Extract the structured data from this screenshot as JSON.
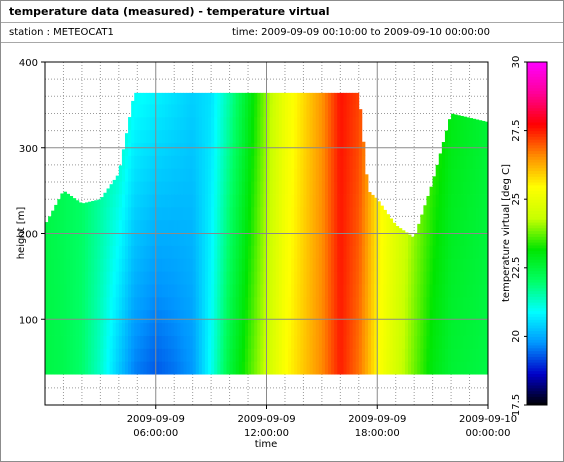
{
  "header": {
    "title": "temperature data (measured) - temperature virtual",
    "station": "station : METEOCAT1",
    "time_range": "time: 2009-09-09 00:10:00 to 2009-09-10 00:00:00"
  },
  "chart_data": {
    "type": "heatmap",
    "title": "temperature data (measured) - temperature virtual",
    "xlabel": "time",
    "ylabel": "height [m]",
    "colorbar_label": "temperature virtual [deg C]",
    "xlim": [
      "2009-09-09 00:00",
      "2009-09-10 00:00"
    ],
    "ylim": [
      0,
      400
    ],
    "x_ticks": [
      {
        "value": "2009-09-09 06:00",
        "date": "2009-09-09",
        "time": "06:00:00"
      },
      {
        "value": "2009-09-09 12:00",
        "date": "2009-09-09",
        "time": "12:00:00"
      },
      {
        "value": "2009-09-09 18:00",
        "date": "2009-09-09",
        "time": "18:00:00"
      },
      {
        "value": "2009-09-10 00:00",
        "date": "2009-09-10",
        "time": "00:00:00"
      }
    ],
    "y_ticks": [
      "100",
      "200",
      "300",
      "400"
    ],
    "colorbar_range": [
      17.5,
      30
    ],
    "colorbar_ticks": [
      "17.5",
      "20",
      "22.5",
      "25",
      "27.5",
      "30"
    ],
    "colormap": [
      "#000000",
      "#0000c8",
      "#0096ff",
      "#00ffff",
      "#00ff64",
      "#00e600",
      "#c8ff00",
      "#ffff00",
      "#ff8c00",
      "#ff0000",
      "#ff0096",
      "#ff00ff"
    ],
    "grid": true,
    "height_range": [
      36,
      364
    ],
    "profiles": [
      {
        "time": "2009-09-09 00:00",
        "top_height": 210,
        "temp_bottom": 22.4,
        "temp_top": 22.4
      },
      {
        "time": "2009-09-09 01:00",
        "top_height": 250,
        "temp_bottom": 22.3,
        "temp_top": 22.2
      },
      {
        "time": "2009-09-09 02:00",
        "top_height": 235,
        "temp_bottom": 22.0,
        "temp_top": 22.1
      },
      {
        "time": "2009-09-09 03:00",
        "top_height": 240,
        "temp_bottom": 21.3,
        "temp_top": 21.8
      },
      {
        "time": "2009-09-09 04:00",
        "top_height": 270,
        "temp_bottom": 20.3,
        "temp_top": 21.6
      },
      {
        "time": "2009-09-09 04:50",
        "top_height": 364,
        "temp_bottom": 19.6,
        "temp_top": 21.0
      },
      {
        "time": "2009-09-09 06:00",
        "top_height": 364,
        "temp_bottom": 19.3,
        "temp_top": 20.8
      },
      {
        "time": "2009-09-09 07:00",
        "top_height": 364,
        "temp_bottom": 19.5,
        "temp_top": 20.6
      },
      {
        "time": "2009-09-09 08:00",
        "top_height": 364,
        "temp_bottom": 19.8,
        "temp_top": 20.4
      },
      {
        "time": "2009-09-09 09:00",
        "top_height": 364,
        "temp_bottom": 21.0,
        "temp_top": 20.6
      },
      {
        "time": "2009-09-09 10:00",
        "top_height": 364,
        "temp_bottom": 22.5,
        "temp_top": 21.6
      },
      {
        "time": "2009-09-09 11:00",
        "top_height": 364,
        "temp_bottom": 23.5,
        "temp_top": 22.8
      },
      {
        "time": "2009-09-09 12:00",
        "top_height": 364,
        "temp_bottom": 24.4,
        "temp_top": 24.0
      },
      {
        "time": "2009-09-09 13:00",
        "top_height": 364,
        "temp_bottom": 25.4,
        "temp_top": 25.1
      },
      {
        "time": "2009-09-09 14:00",
        "top_height": 364,
        "temp_bottom": 26.0,
        "temp_top": 25.8
      },
      {
        "time": "2009-09-09 15:00",
        "top_height": 364,
        "temp_bottom": 26.6,
        "temp_top": 26.5
      },
      {
        "time": "2009-09-09 16:00",
        "top_height": 364,
        "temp_bottom": 27.5,
        "temp_top": 27.6
      },
      {
        "time": "2009-09-09 17:00",
        "top_height": 364,
        "temp_bottom": 26.8,
        "temp_top": 27.2
      },
      {
        "time": "2009-09-09 17:30",
        "top_height": 250,
        "temp_bottom": 26.2,
        "temp_top": 26.5
      },
      {
        "time": "2009-09-09 18:00",
        "top_height": 240,
        "temp_bottom": 25.5,
        "temp_top": 25.8
      },
      {
        "time": "2009-09-09 19:00",
        "top_height": 210,
        "temp_bottom": 24.6,
        "temp_top": 25.0
      },
      {
        "time": "2009-09-09 20:00",
        "top_height": 195,
        "temp_bottom": 23.8,
        "temp_top": 24.2
      },
      {
        "time": "2009-09-09 21:00",
        "top_height": 260,
        "temp_bottom": 23.0,
        "temp_top": 23.6
      },
      {
        "time": "2009-09-09 22:00",
        "top_height": 340,
        "temp_bottom": 22.6,
        "temp_top": 23.0
      },
      {
        "time": "2009-09-10 00:00",
        "top_height": 330,
        "temp_bottom": 22.4,
        "temp_top": 22.6
      }
    ]
  }
}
***
→ TO DO:
Without the pictures, repeat all the records word for word.

→ RESPONSE TO THIS TASK:
Extract the structured data from this screenshot as JSON.
{
  "header": {
    "title": "temperature data (measured) - temperature virtual",
    "station": "station : METEOCAT1",
    "time_range": "time: 2009-09-09 00:10:00 to 2009-09-10 00:00:00"
  },
  "chart_data": {
    "type": "heatmap",
    "title": "temperature data (measured) - temperature virtual",
    "xlabel": "time",
    "ylabel": "height [m]",
    "colorbar_label": "temperature virtual [deg C]",
    "xlim": [
      "2009-09-09 00:00",
      "2009-09-10 00:00"
    ],
    "ylim": [
      0,
      400
    ],
    "x_ticks": [
      {
        "value": "2009-09-09 06:00",
        "date": "2009-09-09",
        "time": "06:00:00"
      },
      {
        "value": "2009-09-09 12:00",
        "date": "2009-09-09",
        "time": "12:00:00"
      },
      {
        "value": "2009-09-09 18:00",
        "date": "2009-09-09",
        "time": "18:00:00"
      },
      {
        "value": "2009-09-10 00:00",
        "date": "2009-09-10",
        "time": "00:00:00"
      }
    ],
    "y_ticks": [
      "100",
      "200",
      "300",
      "400"
    ],
    "colorbar_range": [
      17.5,
      30
    ],
    "colorbar_ticks": [
      "17.5",
      "20",
      "22.5",
      "25",
      "27.5",
      "30"
    ],
    "colormap": [
      "#000000",
      "#0000c8",
      "#0096ff",
      "#00ffff",
      "#00ff64",
      "#00e600",
      "#c8ff00",
      "#ffff00",
      "#ff8c00",
      "#ff0000",
      "#ff0096",
      "#ff00ff"
    ],
    "grid": true,
    "height_range": [
      36,
      364
    ],
    "profiles": [
      {
        "time": "2009-09-09 00:00",
        "top_height": 210,
        "temp_bottom": 22.4,
        "temp_top": 22.4
      },
      {
        "time": "2009-09-09 01:00",
        "top_height": 250,
        "temp_bottom": 22.3,
        "temp_top": 22.2
      },
      {
        "time": "2009-09-09 02:00",
        "top_height": 235,
        "temp_bottom": 22.0,
        "temp_top": 22.1
      },
      {
        "time": "2009-09-09 03:00",
        "top_height": 240,
        "temp_bottom": 21.3,
        "temp_top": 21.8
      },
      {
        "time": "2009-09-09 04:00",
        "top_height": 270,
        "temp_bottom": 20.3,
        "temp_top": 21.6
      },
      {
        "time": "2009-09-09 04:50",
        "top_height": 364,
        "temp_bottom": 19.6,
        "temp_top": 21.0
      },
      {
        "time": "2009-09-09 06:00",
        "top_height": 364,
        "temp_bottom": 19.3,
        "temp_top": 20.8
      },
      {
        "time": "2009-09-09 07:00",
        "top_height": 364,
        "temp_bottom": 19.5,
        "temp_top": 20.6
      },
      {
        "time": "2009-09-09 08:00",
        "top_height": 364,
        "temp_bottom": 19.8,
        "temp_top": 20.4
      },
      {
        "time": "2009-09-09 09:00",
        "top_height": 364,
        "temp_bottom": 21.0,
        "temp_top": 20.6
      },
      {
        "time": "2009-09-09 10:00",
        "top_height": 364,
        "temp_bottom": 22.5,
        "temp_top": 21.6
      },
      {
        "time": "2009-09-09 11:00",
        "top_height": 364,
        "temp_bottom": 23.5,
        "temp_top": 22.8
      },
      {
        "time": "2009-09-09 12:00",
        "top_height": 364,
        "temp_bottom": 24.4,
        "temp_top": 24.0
      },
      {
        "time": "2009-09-09 13:00",
        "top_height": 364,
        "temp_bottom": 25.4,
        "temp_top": 25.1
      },
      {
        "time": "2009-09-09 14:00",
        "top_height": 364,
        "temp_bottom": 26.0,
        "temp_top": 25.8
      },
      {
        "time": "2009-09-09 15:00",
        "top_height": 364,
        "temp_bottom": 26.6,
        "temp_top": 26.5
      },
      {
        "time": "2009-09-09 16:00",
        "top_height": 364,
        "temp_bottom": 27.5,
        "temp_top": 27.6
      },
      {
        "time": "2009-09-09 17:00",
        "top_height": 364,
        "temp_bottom": 26.8,
        "temp_top": 27.2
      },
      {
        "time": "2009-09-09 17:30",
        "top_height": 250,
        "temp_bottom": 26.2,
        "temp_top": 26.5
      },
      {
        "time": "2009-09-09 18:00",
        "top_height": 240,
        "temp_bottom": 25.5,
        "temp_top": 25.8
      },
      {
        "time": "2009-09-09 19:00",
        "top_height": 210,
        "temp_bottom": 24.6,
        "temp_top": 25.0
      },
      {
        "time": "2009-09-09 20:00",
        "top_height": 195,
        "temp_bottom": 23.8,
        "temp_top": 24.2
      },
      {
        "time": "2009-09-09 21:00",
        "top_height": 260,
        "temp_bottom": 23.0,
        "temp_top": 23.6
      },
      {
        "time": "2009-09-09 22:00",
        "top_height": 340,
        "temp_bottom": 22.6,
        "temp_top": 23.0
      },
      {
        "time": "2009-09-10 00:00",
        "top_height": 330,
        "temp_bottom": 22.4,
        "temp_top": 22.6
      }
    ]
  }
}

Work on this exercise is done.